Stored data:
◇ ◇ ◇ ◇ ◇ ◇ ◇

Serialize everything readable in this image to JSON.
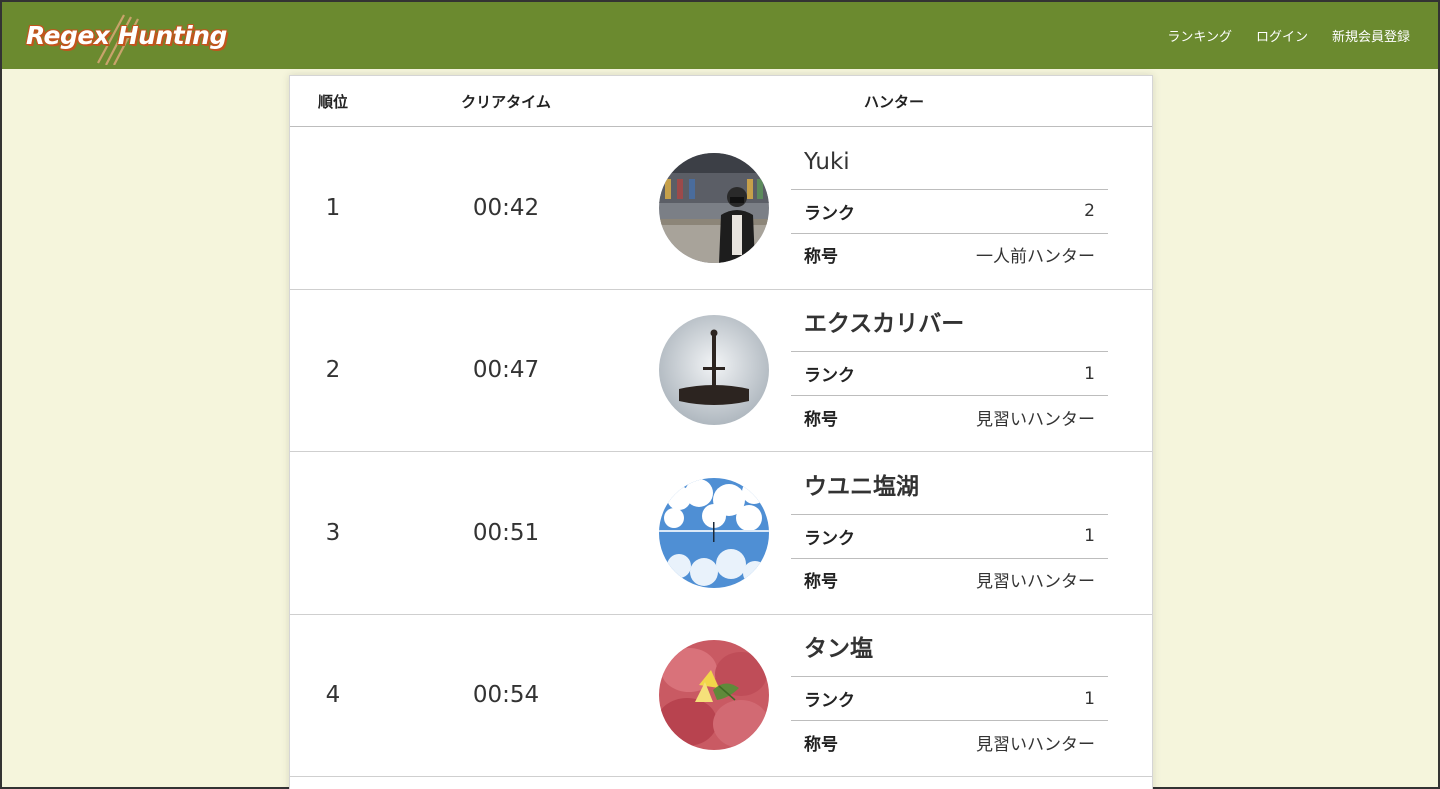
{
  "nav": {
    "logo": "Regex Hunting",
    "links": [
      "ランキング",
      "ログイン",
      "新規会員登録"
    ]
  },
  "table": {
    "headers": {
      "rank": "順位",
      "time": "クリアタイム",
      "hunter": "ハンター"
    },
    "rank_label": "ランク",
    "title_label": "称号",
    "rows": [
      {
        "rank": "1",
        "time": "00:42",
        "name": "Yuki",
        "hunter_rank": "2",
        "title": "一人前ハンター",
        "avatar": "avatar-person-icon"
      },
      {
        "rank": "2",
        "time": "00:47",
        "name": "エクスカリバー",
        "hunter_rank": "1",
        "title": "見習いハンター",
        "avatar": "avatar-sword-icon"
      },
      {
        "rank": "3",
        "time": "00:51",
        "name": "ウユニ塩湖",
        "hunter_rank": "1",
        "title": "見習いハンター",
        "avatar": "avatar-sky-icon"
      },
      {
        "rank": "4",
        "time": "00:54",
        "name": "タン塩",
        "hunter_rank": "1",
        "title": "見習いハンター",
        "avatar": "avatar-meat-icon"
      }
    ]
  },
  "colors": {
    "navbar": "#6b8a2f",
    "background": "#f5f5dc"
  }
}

◇ ◇ ◇ ◇ ◇ ◇ ◇

Each line of the data should be quoted exactly, with pictures left out.

### Answer to the problem
Serialize everything readable in this image to JSON.
{
  "nav": {
    "logo": "Regex Hunting",
    "links": [
      "ランキング",
      "ログイン",
      "新規会員登録"
    ]
  },
  "table": {
    "headers": {
      "rank": "順位",
      "time": "クリアタイム",
      "hunter": "ハンター"
    },
    "rank_label": "ランク",
    "title_label": "称号",
    "rows": [
      {
        "rank": "1",
        "time": "00:42",
        "name": "Yuki",
        "hunter_rank": "2",
        "title": "一人前ハンター",
        "avatar": "avatar-person-icon"
      },
      {
        "rank": "2",
        "time": "00:47",
        "name": "エクスカリバー",
        "hunter_rank": "1",
        "title": "見習いハンター",
        "avatar": "avatar-sword-icon"
      },
      {
        "rank": "3",
        "time": "00:51",
        "name": "ウユニ塩湖",
        "hunter_rank": "1",
        "title": "見習いハンター",
        "avatar": "avatar-sky-icon"
      },
      {
        "rank": "4",
        "time": "00:54",
        "name": "タン塩",
        "hunter_rank": "1",
        "title": "見習いハンター",
        "avatar": "avatar-meat-icon"
      }
    ]
  },
  "colors": {
    "navbar": "#6b8a2f",
    "background": "#f5f5dc"
  }
}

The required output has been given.